Data entries:
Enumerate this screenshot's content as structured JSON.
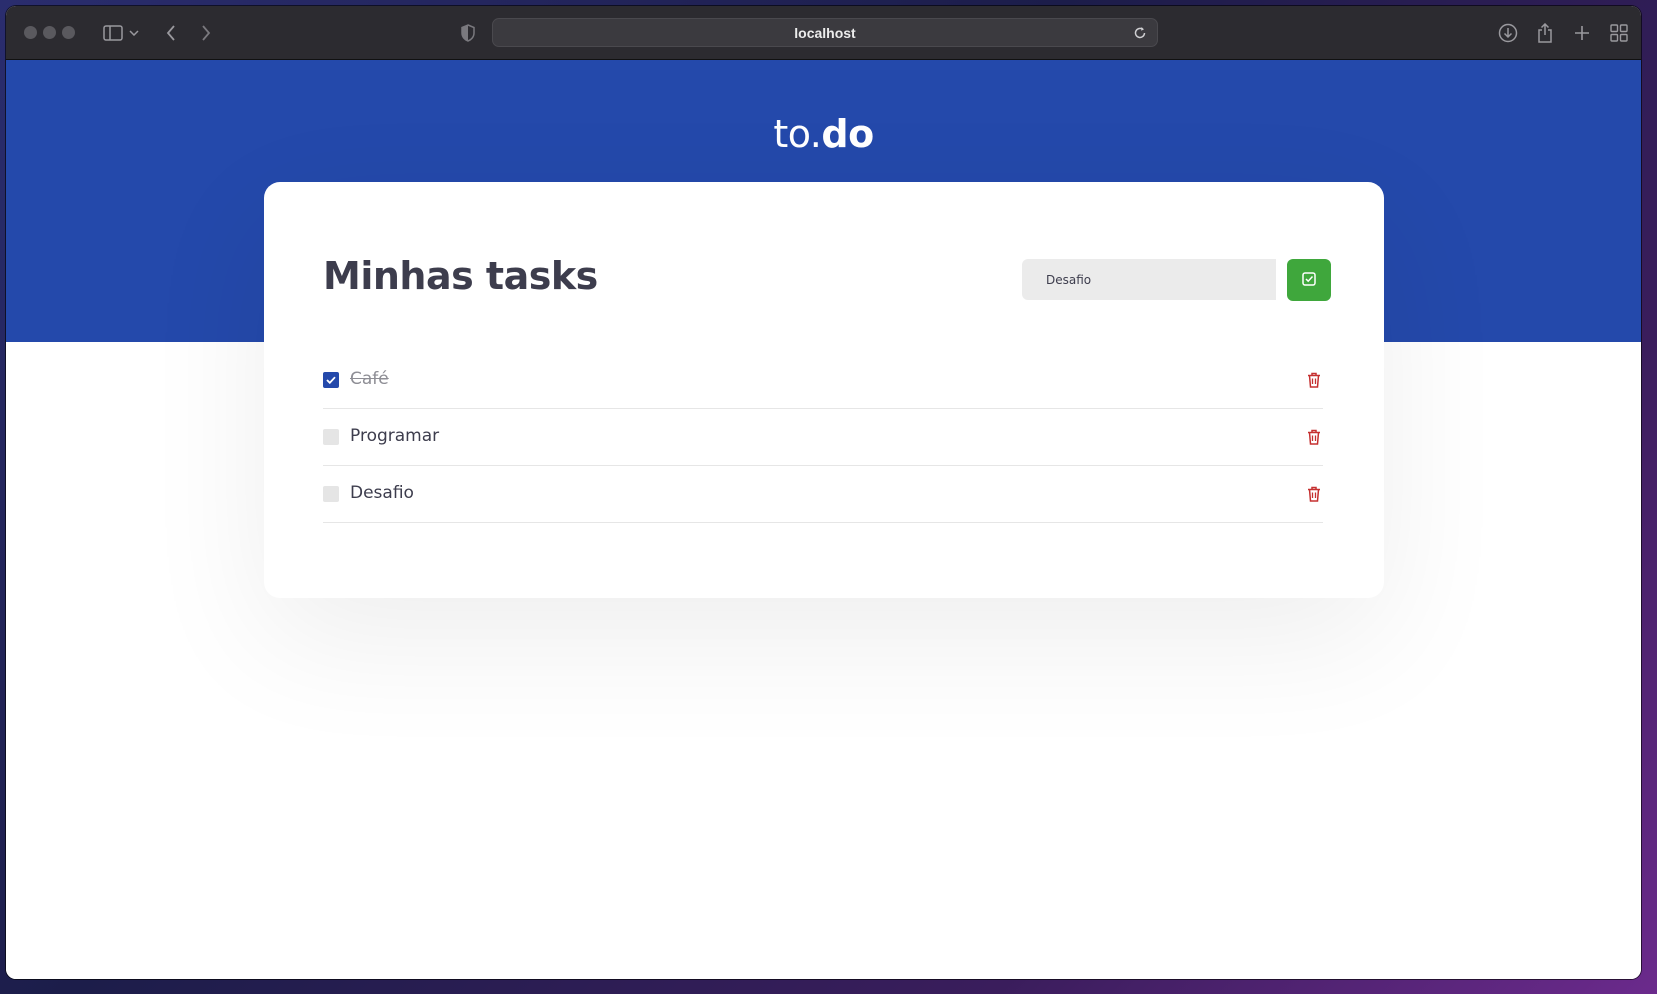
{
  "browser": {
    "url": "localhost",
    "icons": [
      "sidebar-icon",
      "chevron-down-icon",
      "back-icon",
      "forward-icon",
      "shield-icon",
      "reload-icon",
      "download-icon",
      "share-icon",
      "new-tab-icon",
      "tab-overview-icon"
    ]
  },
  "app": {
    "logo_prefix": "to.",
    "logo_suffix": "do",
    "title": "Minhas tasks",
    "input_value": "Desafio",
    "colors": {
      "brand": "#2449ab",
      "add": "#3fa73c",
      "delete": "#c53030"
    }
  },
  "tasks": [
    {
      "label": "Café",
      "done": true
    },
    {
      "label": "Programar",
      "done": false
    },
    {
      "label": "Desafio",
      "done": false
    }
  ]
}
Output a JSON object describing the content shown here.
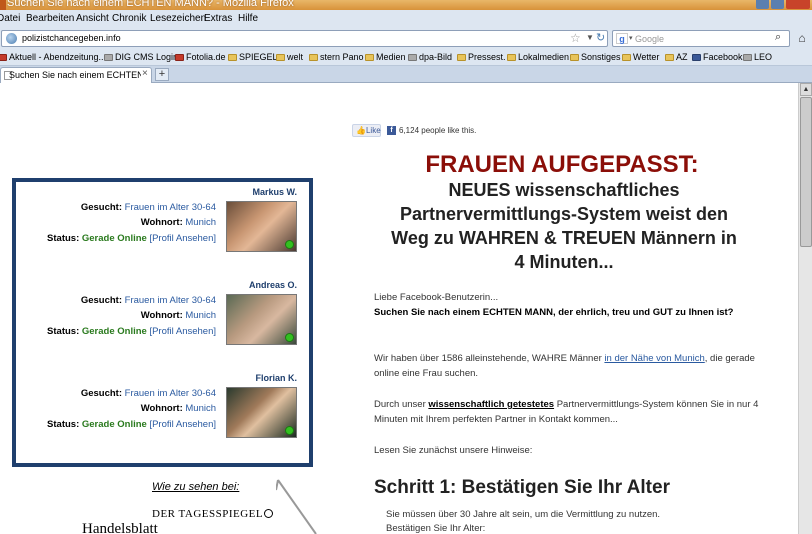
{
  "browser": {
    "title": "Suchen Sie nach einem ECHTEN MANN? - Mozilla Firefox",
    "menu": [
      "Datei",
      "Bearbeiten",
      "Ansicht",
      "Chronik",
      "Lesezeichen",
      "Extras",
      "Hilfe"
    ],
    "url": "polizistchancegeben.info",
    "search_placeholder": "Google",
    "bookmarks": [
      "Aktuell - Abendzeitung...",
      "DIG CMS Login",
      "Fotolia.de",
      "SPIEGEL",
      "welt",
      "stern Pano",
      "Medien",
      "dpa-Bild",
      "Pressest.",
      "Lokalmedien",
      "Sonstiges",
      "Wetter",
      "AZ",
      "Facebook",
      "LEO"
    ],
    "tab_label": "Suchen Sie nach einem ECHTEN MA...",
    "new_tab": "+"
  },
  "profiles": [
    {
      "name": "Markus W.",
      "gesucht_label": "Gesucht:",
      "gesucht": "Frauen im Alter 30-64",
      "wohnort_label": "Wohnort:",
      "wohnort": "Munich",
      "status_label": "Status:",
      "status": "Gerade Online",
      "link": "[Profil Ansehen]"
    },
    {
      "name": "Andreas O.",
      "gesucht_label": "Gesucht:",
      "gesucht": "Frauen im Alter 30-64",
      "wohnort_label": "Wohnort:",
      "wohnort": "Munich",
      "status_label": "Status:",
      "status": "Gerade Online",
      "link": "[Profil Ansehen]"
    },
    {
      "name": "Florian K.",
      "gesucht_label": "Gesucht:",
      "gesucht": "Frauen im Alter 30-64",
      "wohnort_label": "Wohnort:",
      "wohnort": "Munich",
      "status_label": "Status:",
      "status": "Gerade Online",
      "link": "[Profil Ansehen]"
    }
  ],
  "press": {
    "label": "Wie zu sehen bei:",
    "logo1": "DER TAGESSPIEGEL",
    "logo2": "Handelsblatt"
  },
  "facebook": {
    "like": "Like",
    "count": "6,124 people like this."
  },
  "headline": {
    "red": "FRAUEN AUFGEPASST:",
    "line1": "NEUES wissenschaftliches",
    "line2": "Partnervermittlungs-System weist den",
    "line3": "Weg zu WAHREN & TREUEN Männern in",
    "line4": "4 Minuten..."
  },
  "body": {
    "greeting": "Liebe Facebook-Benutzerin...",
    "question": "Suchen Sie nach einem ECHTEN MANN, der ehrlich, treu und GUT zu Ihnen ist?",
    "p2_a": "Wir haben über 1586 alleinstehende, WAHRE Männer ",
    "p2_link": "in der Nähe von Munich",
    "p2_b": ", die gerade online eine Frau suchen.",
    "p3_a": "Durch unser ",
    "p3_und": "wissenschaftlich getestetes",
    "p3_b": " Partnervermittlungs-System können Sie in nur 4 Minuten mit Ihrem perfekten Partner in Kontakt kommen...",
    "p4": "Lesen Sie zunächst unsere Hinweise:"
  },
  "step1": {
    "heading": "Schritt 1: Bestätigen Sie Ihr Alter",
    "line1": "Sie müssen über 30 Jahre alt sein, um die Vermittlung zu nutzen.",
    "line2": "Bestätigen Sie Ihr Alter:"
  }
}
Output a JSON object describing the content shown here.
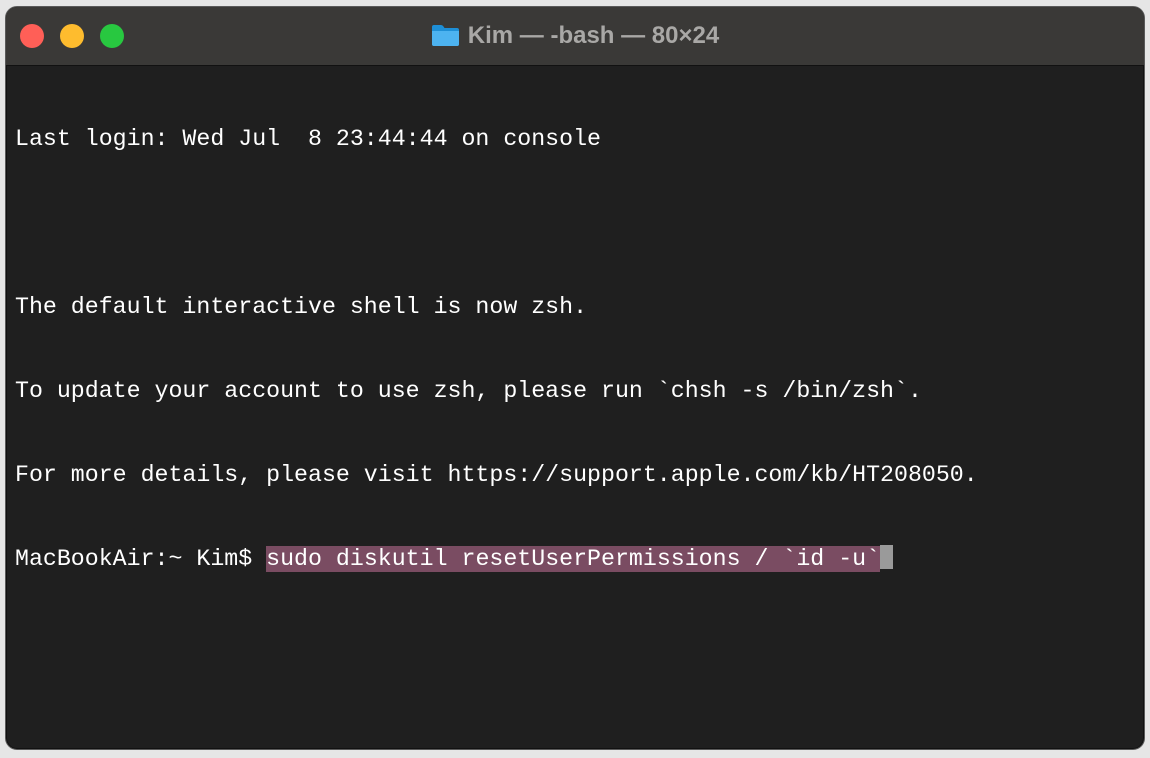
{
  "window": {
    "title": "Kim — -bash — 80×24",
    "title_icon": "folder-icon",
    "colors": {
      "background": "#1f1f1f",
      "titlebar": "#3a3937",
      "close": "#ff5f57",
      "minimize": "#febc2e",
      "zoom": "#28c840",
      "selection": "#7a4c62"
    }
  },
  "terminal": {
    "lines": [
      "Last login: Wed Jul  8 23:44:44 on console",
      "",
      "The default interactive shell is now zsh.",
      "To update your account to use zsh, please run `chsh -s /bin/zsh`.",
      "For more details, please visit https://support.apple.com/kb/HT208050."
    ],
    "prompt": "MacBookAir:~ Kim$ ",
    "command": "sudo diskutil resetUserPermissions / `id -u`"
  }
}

→ **GIVEN REQUEST**: Reproduce the entries exactly. Do not carry over any picture.

→ **WORKED SOLUTION**:
Enumerate this screenshot's content as structured JSON.
{
  "browser": {
    "url": "localhost",
    "icons": [
      "sidebar-icon",
      "chevron-down-icon",
      "back-icon",
      "forward-icon",
      "shield-icon",
      "reload-icon",
      "download-icon",
      "share-icon",
      "new-tab-icon",
      "tab-overview-icon"
    ]
  },
  "app": {
    "logo_prefix": "to.",
    "logo_suffix": "do",
    "title": "Minhas tasks",
    "input_value": "Desafio",
    "colors": {
      "brand": "#2449ab",
      "add": "#3fa73c",
      "delete": "#c53030"
    }
  },
  "tasks": [
    {
      "label": "Café",
      "done": true
    },
    {
      "label": "Programar",
      "done": false
    },
    {
      "label": "Desafio",
      "done": false
    }
  ]
}
Output a JSON object describing the content shown here.
{
  "browser": {
    "title": "Suchen Sie nach einem ECHTEN MANN? - Mozilla Firefox",
    "menu": [
      "Datei",
      "Bearbeiten",
      "Ansicht",
      "Chronik",
      "Lesezeichen",
      "Extras",
      "Hilfe"
    ],
    "url": "polizistchancegeben.info",
    "search_placeholder": "Google",
    "bookmarks": [
      "Aktuell - Abendzeitung...",
      "DIG CMS Login",
      "Fotolia.de",
      "SPIEGEL",
      "welt",
      "stern Pano",
      "Medien",
      "dpa-Bild",
      "Pressest.",
      "Lokalmedien",
      "Sonstiges",
      "Wetter",
      "AZ",
      "Facebook",
      "LEO"
    ],
    "tab_label": "Suchen Sie nach einem ECHTEN MA...",
    "new_tab": "+"
  },
  "profiles": [
    {
      "name": "Markus W.",
      "gesucht_label": "Gesucht:",
      "gesucht": "Frauen im Alter 30-64",
      "wohnort_label": "Wohnort:",
      "wohnort": "Munich",
      "status_label": "Status:",
      "status": "Gerade Online",
      "link": "[Profil Ansehen]"
    },
    {
      "name": "Andreas O.",
      "gesucht_label": "Gesucht:",
      "gesucht": "Frauen im Alter 30-64",
      "wohnort_label": "Wohnort:",
      "wohnort": "Munich",
      "status_label": "Status:",
      "status": "Gerade Online",
      "link": "[Profil Ansehen]"
    },
    {
      "name": "Florian K.",
      "gesucht_label": "Gesucht:",
      "gesucht": "Frauen im Alter 30-64",
      "wohnort_label": "Wohnort:",
      "wohnort": "Munich",
      "status_label": "Status:",
      "status": "Gerade Online",
      "link": "[Profil Ansehen]"
    }
  ],
  "press": {
    "label": "Wie zu sehen bei:",
    "logo1": "DER TAGESSPIEGEL",
    "logo2": "Handelsblatt"
  },
  "facebook": {
    "like": "Like",
    "count": "6,124 people like this."
  },
  "headline": {
    "red": "FRAUEN AUFGEPASST:",
    "line1": "NEUES wissenschaftliches",
    "line2": "Partnervermittlungs-System weist den",
    "line3": "Weg zu WAHREN & TREUEN Männern in",
    "line4": "4 Minuten..."
  },
  "body": {
    "greeting": "Liebe Facebook-Benutzerin...",
    "question": "Suchen Sie nach einem ECHTEN MANN, der ehrlich, treu und GUT zu Ihnen ist?",
    "p2_a": "Wir haben über 1586 alleinstehende, WAHRE Männer ",
    "p2_link": "in der Nähe von Munich",
    "p2_b": ", die gerade online eine Frau suchen.",
    "p3_a": "Durch unser ",
    "p3_und": "wissenschaftlich getestetes",
    "p3_b": " Partnervermittlungs-System können Sie in nur 4 Minuten mit Ihrem perfekten Partner in Kontakt kommen...",
    "p4": "Lesen Sie zunächst unsere Hinweise:"
  },
  "step1": {
    "heading": "Schritt 1: Bestätigen Sie Ihr Alter",
    "line1": "Sie müssen über 30 Jahre alt sein, um die Vermittlung zu nutzen.",
    "line2": "Bestätigen Sie Ihr Alter:"
  }
}
Output a JSON object describing the content shown here.
{
  "window": {
    "title": "Kim — -bash — 80×24",
    "title_icon": "folder-icon",
    "colors": {
      "background": "#1f1f1f",
      "titlebar": "#3a3937",
      "close": "#ff5f57",
      "minimize": "#febc2e",
      "zoom": "#28c840",
      "selection": "#7a4c62"
    }
  },
  "terminal": {
    "lines": [
      "Last login: Wed Jul  8 23:44:44 on console",
      "",
      "The default interactive shell is now zsh.",
      "To update your account to use zsh, please run `chsh -s /bin/zsh`.",
      "For more details, please visit https://support.apple.com/kb/HT208050."
    ],
    "prompt": "MacBookAir:~ Kim$ ",
    "command": "sudo diskutil resetUserPermissions / `id -u`"
  }
}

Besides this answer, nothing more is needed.